[Begin]

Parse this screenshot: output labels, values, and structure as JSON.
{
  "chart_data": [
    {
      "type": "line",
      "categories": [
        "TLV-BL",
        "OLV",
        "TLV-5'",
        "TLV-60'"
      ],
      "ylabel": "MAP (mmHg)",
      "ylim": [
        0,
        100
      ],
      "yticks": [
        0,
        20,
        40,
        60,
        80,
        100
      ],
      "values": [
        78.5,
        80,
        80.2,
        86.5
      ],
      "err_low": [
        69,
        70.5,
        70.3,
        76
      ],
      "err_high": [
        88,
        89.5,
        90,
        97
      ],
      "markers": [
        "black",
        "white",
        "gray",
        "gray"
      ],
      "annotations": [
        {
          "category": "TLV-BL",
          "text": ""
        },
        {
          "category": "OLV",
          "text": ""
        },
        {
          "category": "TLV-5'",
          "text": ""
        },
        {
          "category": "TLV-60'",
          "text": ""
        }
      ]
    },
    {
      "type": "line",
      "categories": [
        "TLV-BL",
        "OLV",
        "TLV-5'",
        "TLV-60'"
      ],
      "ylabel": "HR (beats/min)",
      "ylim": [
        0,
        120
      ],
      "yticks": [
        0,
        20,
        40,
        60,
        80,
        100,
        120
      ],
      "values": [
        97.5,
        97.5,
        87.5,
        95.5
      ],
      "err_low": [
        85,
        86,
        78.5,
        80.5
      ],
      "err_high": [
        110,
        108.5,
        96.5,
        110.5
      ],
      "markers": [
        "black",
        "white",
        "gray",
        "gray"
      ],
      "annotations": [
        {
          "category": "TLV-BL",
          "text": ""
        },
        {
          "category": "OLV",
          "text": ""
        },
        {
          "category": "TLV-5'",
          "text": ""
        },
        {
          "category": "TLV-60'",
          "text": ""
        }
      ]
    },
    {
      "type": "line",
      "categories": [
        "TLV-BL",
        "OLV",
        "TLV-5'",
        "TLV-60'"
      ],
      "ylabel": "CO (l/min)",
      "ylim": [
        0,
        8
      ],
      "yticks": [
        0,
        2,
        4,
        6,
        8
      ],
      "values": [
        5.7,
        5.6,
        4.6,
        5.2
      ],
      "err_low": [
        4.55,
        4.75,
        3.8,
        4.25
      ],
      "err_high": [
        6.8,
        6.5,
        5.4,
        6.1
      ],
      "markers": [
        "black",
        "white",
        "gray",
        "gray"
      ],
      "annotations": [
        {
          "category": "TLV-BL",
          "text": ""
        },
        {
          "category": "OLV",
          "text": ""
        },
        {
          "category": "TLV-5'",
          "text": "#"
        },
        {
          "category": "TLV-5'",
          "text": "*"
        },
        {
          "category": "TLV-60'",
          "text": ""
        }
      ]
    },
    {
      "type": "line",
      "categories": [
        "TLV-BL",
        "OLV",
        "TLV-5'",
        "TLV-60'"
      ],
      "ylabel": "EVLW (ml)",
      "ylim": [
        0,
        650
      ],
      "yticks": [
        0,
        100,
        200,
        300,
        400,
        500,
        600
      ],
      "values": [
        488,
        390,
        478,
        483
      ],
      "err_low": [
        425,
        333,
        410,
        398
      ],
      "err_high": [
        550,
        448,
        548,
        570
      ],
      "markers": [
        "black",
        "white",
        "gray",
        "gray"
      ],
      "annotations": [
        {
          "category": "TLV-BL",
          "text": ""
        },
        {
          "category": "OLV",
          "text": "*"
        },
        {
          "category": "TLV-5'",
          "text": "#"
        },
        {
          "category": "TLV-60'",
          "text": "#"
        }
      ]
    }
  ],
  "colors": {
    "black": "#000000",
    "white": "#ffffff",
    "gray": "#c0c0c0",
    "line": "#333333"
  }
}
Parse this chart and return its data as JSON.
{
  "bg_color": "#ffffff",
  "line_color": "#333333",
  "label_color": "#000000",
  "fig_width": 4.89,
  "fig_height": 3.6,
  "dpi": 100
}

[End]

Write every line of the material above again, exactly.

• [Result of this exercise]
Parse this screenshot: output labels, values, and structure as JSON.
{
  "chart_data": [
    {
      "type": "line",
      "categories": [
        "TLV-BL",
        "OLV",
        "TLV-5'",
        "TLV-60'"
      ],
      "ylabel": "MAP (mmHg)",
      "ylim": [
        0,
        100
      ],
      "yticks": [
        0,
        20,
        40,
        60,
        80,
        100
      ],
      "values": [
        78.5,
        80,
        80.2,
        86.5
      ],
      "err_low": [
        69,
        70.5,
        70.3,
        76
      ],
      "err_high": [
        88,
        89.5,
        90,
        97
      ],
      "markers": [
        "black",
        "white",
        "gray",
        "gray"
      ],
      "annotations": [
        {
          "category": "TLV-BL",
          "text": ""
        },
        {
          "category": "OLV",
          "text": ""
        },
        {
          "category": "TLV-5'",
          "text": ""
        },
        {
          "category": "TLV-60'",
          "text": ""
        }
      ]
    },
    {
      "type": "line",
      "categories": [
        "TLV-BL",
        "OLV",
        "TLV-5'",
        "TLV-60'"
      ],
      "ylabel": "HR (beats/min)",
      "ylim": [
        0,
        120
      ],
      "yticks": [
        0,
        20,
        40,
        60,
        80,
        100,
        120
      ],
      "values": [
        97.5,
        97.5,
        87.5,
        95.5
      ],
      "err_low": [
        85,
        86,
        78.5,
        80.5
      ],
      "err_high": [
        110,
        108.5,
        96.5,
        110.5
      ],
      "markers": [
        "black",
        "white",
        "gray",
        "gray"
      ],
      "annotations": [
        {
          "category": "TLV-BL",
          "text": ""
        },
        {
          "category": "OLV",
          "text": ""
        },
        {
          "category": "TLV-5'",
          "text": ""
        },
        {
          "category": "TLV-60'",
          "text": ""
        }
      ]
    },
    {
      "type": "line",
      "categories": [
        "TLV-BL",
        "OLV",
        "TLV-5'",
        "TLV-60'"
      ],
      "ylabel": "CO (l/min)",
      "ylim": [
        0,
        8
      ],
      "yticks": [
        0,
        2,
        4,
        6,
        8
      ],
      "values": [
        5.7,
        5.6,
        4.6,
        5.2
      ],
      "err_low": [
        4.55,
        4.75,
        3.8,
        4.25
      ],
      "err_high": [
        6.8,
        6.5,
        5.4,
        6.1
      ],
      "markers": [
        "black",
        "white",
        "gray",
        "gray"
      ],
      "annotations": [
        {
          "category": "TLV-BL",
          "text": ""
        },
        {
          "category": "OLV",
          "text": ""
        },
        {
          "category": "TLV-5'",
          "text": "#"
        },
        {
          "category": "TLV-5'",
          "text": "*"
        },
        {
          "category": "TLV-60'",
          "text": ""
        }
      ]
    },
    {
      "type": "line",
      "categories": [
        "TLV-BL",
        "OLV",
        "TLV-5'",
        "TLV-60'"
      ],
      "ylabel": "EVLW (ml)",
      "ylim": [
        0,
        650
      ],
      "yticks": [
        0,
        100,
        200,
        300,
        400,
        500,
        600
      ],
      "values": [
        488,
        390,
        478,
        483
      ],
      "err_low": [
        425,
        333,
        410,
        398
      ],
      "err_high": [
        550,
        448,
        548,
        570
      ],
      "markers": [
        "black",
        "white",
        "gray",
        "gray"
      ],
      "annotations": [
        {
          "category": "TLV-BL",
          "text": ""
        },
        {
          "category": "OLV",
          "text": "*"
        },
        {
          "category": "TLV-5'",
          "text": "#"
        },
        {
          "category": "TLV-60'",
          "text": "#"
        }
      ]
    }
  ],
  "colors": {
    "black": "#000000",
    "white": "#ffffff",
    "gray": "#c0c0c0",
    "line": "#333333"
  }
}
Parse this chart and return its data as JSON.
{
  "bg_color": "#ffffff",
  "line_color": "#333333",
  "label_color": "#000000",
  "fig_width": 4.89,
  "fig_height": 3.6,
  "dpi": 100
}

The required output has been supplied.